START SUPPLIED RECORDS
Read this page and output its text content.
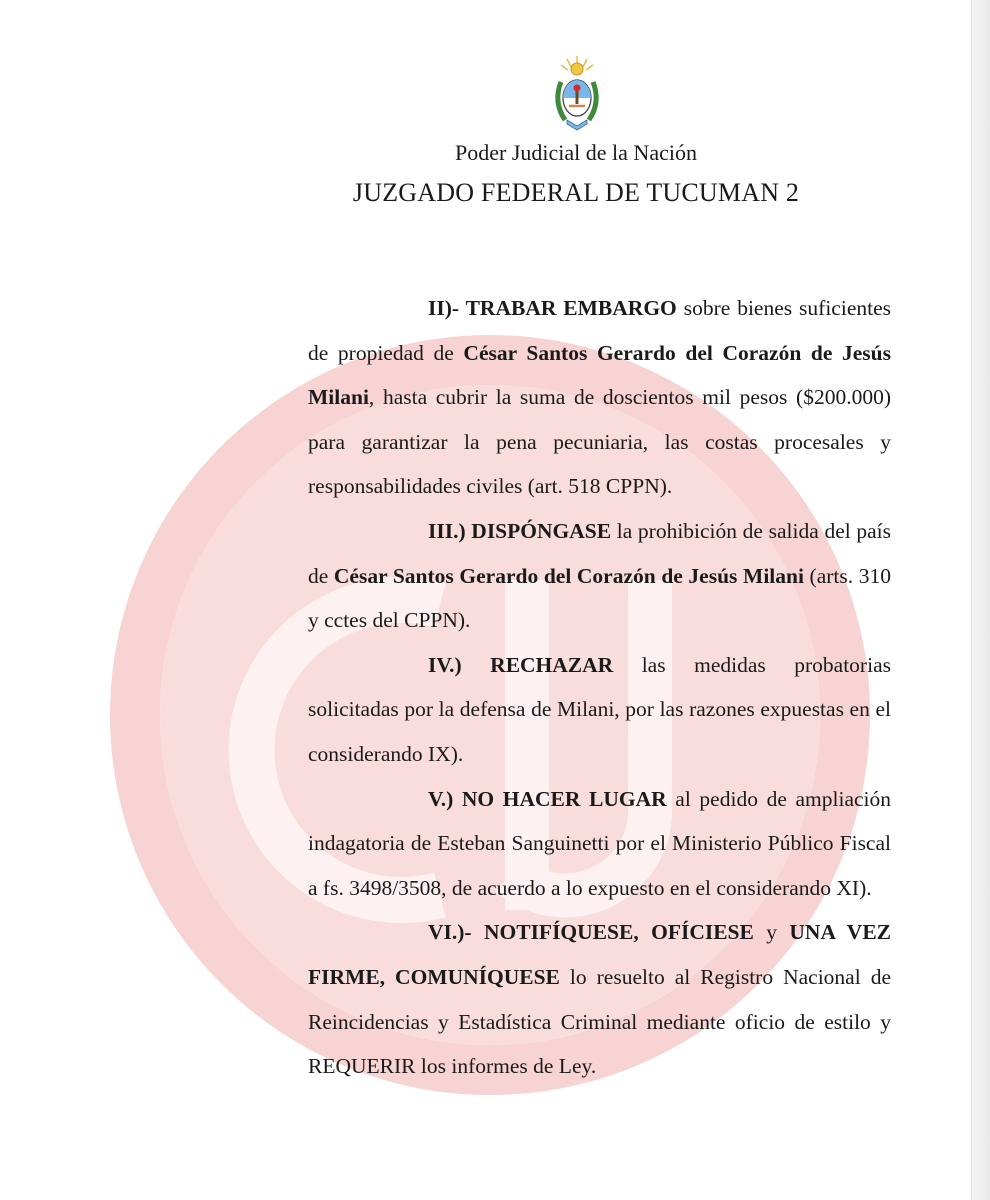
Poder Judicial de la Nación
JUZGADO FEDERAL DE TUCUMAN 2

II)- TRABAR EMBARGO sobre bienes suficientes de propiedad de César Santos Gerardo del Corazón de Jesús Milani, hasta cubrir la suma de doscientos mil pesos ($200.000) para garantizar la pena pecuniaria, las costas procesales y responsabilidades civiles (art. 518 CPPN).

III.) DISPÓNGASE la prohibición de salida del país de César Santos Gerardo del Corazón de Jesús Milani (arts. 310 y cctes del CPPN).

IV.) RECHAZAR las medidas probatorias solicitadas por la defensa de Milani, por las razones expuestas en el considerando IX).

V.) NO HACER LUGAR al pedido de ampliación indagatoria de Esteban Sanguinetti por el Ministerio Público Fiscal a fs. 3498/3508, de acuerdo a lo expuesto en el considerando XI).

VI.)- NOTIFÍQUESE, OFÍCIESE y UNA VEZ FIRME, COMUNÍQUESE lo resuelto al Registro Nacional de Reincidencias y Estadística Criminal mediante oficio de estilo y REQUERIR los informes de Ley.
END SUPPLIED RECORDS
■ SET EXERCISE
Reproduce the material above in full and without alteration, but skip all pictures.

■ COMPLETE OUTPUT
Read this page and output its text content.
Poder Judicial de la Nación
JUZGADO FEDERAL DE TUCUMAN 2

II)- TRABAR EMBARGO sobre bienes suficientes de propiedad de César Santos Gerardo del Corazón de Jesús Milani, hasta cubrir la suma de doscientos mil pesos ($200.000) para garantizar la pena pecuniaria, las costas procesales y responsabilidades civiles (art. 518 CPPN).

III.) DISPÓNGASE la prohibición de salida del país de César Santos Gerardo del Corazón de Jesús Milani (arts. 310 y cctes del CPPN).

IV.) RECHAZAR las medidas probatorias solicitadas por la defensa de Milani, por las razones expuestas en el considerando IX).

V.) NO HACER LUGAR al pedido de ampliación indagatoria de Esteban Sanguinetti por el Ministerio Público Fiscal a fs. 3498/3508, de acuerdo a lo expuesto en el considerando XI).

VI.)- NOTIFÍQUESE, OFÍCIESE y UNA VEZ FIRME, COMUNÍQUESE lo resuelto al Registro Nacional de Reincidencias y Estadística Criminal mediante oficio de estilo y REQUERIR los informes de Ley.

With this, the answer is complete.